What to produce:
Go through the entries below and copy each line containing the word "further".

Stored records:
◇ ◇ ◇

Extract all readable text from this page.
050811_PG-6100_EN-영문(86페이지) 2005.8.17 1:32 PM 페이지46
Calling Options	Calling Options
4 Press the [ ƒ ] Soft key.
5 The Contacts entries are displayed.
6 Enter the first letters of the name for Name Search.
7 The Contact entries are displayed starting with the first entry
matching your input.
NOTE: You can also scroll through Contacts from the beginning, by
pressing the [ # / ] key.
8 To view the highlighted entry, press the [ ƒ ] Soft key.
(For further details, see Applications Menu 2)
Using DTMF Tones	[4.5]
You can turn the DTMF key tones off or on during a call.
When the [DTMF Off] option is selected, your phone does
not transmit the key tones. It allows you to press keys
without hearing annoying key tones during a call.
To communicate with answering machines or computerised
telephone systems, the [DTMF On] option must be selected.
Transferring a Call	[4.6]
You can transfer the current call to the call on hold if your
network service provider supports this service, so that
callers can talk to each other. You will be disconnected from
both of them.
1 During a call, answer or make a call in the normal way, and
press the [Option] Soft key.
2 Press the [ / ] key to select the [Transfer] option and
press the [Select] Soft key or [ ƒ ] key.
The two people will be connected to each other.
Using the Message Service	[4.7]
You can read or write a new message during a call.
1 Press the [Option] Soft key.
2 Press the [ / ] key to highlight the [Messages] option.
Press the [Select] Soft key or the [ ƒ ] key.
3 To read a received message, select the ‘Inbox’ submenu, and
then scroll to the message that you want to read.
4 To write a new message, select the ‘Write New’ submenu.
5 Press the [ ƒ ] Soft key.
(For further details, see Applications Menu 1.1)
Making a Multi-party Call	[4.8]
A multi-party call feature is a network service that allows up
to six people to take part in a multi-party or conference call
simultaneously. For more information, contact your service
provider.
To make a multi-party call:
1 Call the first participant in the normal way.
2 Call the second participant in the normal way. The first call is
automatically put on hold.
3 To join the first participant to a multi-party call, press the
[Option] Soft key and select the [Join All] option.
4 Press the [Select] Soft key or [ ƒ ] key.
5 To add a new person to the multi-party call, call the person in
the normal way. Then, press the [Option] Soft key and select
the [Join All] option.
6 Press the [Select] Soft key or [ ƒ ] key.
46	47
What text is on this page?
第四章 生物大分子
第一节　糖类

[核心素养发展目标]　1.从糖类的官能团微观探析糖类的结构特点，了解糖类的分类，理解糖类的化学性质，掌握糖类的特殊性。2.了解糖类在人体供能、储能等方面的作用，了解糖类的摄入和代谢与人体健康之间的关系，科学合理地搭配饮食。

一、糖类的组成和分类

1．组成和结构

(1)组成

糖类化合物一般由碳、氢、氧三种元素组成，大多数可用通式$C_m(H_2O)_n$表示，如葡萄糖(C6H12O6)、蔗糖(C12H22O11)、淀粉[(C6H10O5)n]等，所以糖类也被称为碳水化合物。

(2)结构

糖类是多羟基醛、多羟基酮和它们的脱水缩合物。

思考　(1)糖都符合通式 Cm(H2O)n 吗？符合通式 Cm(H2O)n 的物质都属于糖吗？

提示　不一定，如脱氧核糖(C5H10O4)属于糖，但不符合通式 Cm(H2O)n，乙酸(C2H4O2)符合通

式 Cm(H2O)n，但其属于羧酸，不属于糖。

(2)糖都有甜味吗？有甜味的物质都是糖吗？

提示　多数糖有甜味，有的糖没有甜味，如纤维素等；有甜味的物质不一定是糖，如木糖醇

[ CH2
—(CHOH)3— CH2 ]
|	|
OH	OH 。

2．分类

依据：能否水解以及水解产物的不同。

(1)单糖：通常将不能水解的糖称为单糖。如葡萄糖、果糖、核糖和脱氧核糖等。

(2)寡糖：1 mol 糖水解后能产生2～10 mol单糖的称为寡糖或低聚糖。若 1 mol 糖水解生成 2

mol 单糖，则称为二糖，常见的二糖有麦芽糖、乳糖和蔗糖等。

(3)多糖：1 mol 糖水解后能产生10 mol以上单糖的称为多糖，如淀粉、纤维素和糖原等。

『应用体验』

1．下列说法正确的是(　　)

◇ ◇ ◇

In response:
(For further details, see Applications Menu 2)
(For further details, see Applications Menu 1.1)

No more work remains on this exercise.